Exercise requirements -> Show, in full, each line of the data that contains "this".

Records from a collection
************

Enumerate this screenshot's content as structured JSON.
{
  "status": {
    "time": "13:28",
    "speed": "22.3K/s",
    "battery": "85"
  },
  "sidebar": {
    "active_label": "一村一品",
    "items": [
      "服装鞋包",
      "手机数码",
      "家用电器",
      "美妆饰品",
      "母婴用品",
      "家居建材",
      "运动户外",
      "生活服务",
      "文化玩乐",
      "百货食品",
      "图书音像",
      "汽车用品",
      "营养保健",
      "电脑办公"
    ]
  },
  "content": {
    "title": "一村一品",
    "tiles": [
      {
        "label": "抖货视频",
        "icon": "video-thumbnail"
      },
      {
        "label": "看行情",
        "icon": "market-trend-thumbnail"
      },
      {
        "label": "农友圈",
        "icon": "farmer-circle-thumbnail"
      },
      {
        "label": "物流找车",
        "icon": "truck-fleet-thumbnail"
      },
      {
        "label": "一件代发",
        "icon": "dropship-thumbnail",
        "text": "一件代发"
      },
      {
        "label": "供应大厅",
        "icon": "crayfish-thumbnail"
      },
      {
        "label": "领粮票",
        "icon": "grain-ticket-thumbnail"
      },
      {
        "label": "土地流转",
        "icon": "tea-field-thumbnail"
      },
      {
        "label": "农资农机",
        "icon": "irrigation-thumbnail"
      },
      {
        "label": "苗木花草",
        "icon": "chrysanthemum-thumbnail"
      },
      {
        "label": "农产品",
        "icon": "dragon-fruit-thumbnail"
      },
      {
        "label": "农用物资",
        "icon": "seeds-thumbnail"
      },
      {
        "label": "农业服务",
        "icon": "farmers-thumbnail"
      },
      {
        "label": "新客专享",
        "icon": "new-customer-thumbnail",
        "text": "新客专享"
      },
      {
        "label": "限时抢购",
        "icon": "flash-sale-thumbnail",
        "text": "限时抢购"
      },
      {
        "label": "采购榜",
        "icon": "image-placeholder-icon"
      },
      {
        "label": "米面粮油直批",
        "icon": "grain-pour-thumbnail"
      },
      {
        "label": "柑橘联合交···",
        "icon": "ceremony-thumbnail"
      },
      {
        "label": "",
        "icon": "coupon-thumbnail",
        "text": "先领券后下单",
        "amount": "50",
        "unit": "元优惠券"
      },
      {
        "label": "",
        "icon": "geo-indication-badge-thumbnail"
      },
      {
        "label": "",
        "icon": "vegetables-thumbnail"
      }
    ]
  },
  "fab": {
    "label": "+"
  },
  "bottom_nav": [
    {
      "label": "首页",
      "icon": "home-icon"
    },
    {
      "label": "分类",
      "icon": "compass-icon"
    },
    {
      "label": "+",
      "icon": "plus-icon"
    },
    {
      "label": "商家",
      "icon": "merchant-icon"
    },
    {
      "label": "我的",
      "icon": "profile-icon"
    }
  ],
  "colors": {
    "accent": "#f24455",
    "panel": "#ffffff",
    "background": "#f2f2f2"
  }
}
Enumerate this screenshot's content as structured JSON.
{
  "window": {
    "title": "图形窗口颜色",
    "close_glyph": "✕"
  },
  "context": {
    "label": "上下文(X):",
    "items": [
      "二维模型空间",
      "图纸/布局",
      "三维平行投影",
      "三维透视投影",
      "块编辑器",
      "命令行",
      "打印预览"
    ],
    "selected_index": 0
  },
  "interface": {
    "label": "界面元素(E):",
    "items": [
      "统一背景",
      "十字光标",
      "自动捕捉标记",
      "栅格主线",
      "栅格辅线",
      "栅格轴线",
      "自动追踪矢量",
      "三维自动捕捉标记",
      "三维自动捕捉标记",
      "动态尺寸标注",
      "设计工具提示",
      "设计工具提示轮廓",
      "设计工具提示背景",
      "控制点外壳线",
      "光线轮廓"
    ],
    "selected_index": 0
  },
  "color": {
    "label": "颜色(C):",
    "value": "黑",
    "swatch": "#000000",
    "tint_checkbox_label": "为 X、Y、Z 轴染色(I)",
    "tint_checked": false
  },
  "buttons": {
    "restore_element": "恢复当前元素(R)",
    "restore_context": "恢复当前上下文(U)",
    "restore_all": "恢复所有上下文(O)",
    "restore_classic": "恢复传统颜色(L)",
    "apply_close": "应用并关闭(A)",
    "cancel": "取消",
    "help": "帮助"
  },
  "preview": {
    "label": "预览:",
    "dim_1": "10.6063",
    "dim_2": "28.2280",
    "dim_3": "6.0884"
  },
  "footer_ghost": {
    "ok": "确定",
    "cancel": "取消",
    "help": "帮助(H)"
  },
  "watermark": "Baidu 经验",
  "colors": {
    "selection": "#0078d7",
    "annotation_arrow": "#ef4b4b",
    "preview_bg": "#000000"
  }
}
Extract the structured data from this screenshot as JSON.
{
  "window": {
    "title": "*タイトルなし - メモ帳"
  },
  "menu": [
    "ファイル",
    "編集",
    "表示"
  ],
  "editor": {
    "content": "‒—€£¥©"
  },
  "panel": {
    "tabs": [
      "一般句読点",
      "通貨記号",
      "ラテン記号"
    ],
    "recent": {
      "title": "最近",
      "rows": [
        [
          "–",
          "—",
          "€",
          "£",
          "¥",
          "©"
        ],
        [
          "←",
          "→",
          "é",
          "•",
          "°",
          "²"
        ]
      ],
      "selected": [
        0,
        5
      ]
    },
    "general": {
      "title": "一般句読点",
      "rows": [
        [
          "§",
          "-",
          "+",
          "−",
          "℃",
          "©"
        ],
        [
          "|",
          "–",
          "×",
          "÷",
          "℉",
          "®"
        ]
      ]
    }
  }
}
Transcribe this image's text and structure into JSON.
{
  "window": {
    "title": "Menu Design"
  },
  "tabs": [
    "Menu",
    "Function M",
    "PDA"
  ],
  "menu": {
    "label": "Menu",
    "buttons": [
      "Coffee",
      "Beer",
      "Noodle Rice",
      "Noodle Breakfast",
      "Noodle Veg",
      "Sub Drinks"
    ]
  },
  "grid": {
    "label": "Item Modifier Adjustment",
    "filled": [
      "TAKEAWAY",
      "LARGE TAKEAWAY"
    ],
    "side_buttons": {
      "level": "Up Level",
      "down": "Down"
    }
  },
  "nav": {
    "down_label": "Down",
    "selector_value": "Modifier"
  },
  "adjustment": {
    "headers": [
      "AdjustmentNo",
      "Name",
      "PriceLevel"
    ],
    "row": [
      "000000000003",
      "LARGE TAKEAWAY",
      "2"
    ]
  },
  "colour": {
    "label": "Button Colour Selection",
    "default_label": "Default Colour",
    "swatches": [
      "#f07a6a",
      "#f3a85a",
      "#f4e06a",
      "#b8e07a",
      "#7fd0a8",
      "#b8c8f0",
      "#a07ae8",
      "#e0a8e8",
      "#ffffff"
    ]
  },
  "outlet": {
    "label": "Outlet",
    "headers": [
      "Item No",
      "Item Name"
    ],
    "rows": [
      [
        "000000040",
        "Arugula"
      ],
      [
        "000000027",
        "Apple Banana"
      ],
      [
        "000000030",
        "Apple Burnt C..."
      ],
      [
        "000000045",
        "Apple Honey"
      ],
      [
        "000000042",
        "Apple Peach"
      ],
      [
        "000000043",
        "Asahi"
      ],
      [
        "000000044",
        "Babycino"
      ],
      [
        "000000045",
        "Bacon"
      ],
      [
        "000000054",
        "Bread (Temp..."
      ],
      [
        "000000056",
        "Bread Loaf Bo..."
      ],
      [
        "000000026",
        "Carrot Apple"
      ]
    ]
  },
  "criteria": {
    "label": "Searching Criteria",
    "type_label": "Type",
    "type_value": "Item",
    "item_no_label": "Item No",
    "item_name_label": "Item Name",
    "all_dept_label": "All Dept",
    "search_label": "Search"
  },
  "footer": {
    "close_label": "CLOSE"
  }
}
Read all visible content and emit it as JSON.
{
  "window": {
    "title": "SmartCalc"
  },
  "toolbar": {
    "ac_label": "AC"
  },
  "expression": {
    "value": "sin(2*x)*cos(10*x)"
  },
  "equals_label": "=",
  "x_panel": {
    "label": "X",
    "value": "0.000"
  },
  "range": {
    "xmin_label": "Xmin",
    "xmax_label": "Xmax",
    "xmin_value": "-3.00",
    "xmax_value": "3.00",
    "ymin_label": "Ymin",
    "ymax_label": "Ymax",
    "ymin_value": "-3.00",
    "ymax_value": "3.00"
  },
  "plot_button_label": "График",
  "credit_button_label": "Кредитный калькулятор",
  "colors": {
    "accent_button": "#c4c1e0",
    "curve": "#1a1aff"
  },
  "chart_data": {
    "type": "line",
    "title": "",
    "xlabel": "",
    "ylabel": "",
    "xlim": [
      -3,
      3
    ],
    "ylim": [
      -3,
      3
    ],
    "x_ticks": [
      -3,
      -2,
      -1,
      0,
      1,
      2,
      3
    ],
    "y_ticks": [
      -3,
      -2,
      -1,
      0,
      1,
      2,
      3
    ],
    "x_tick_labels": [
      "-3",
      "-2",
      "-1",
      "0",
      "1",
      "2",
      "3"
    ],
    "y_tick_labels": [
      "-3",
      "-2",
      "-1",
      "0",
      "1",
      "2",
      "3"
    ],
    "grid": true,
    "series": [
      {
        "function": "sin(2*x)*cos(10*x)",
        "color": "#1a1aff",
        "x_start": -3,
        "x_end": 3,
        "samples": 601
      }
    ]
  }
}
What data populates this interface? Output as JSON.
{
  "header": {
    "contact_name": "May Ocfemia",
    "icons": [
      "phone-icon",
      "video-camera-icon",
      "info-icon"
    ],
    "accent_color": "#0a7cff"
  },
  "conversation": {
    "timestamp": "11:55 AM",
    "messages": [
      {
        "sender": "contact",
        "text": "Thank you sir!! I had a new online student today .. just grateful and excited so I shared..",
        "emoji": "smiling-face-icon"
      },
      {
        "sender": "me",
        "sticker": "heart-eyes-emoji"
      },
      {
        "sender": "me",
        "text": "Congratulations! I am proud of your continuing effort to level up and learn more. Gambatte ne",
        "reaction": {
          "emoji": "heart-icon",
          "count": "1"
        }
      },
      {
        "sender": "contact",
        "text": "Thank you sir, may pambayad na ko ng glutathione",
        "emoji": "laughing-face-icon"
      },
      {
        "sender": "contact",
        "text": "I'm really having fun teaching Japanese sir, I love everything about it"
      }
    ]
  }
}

************

Result of the exercise ->
Enumerate this screenshot's content as structured JSON.
Enumerate this screenshot's content as structured JSON.
Extract the structured data from this screenshot as JSON.
Transcribe this image's text and structure into JSON.
What data populates this interface? Output as JSON.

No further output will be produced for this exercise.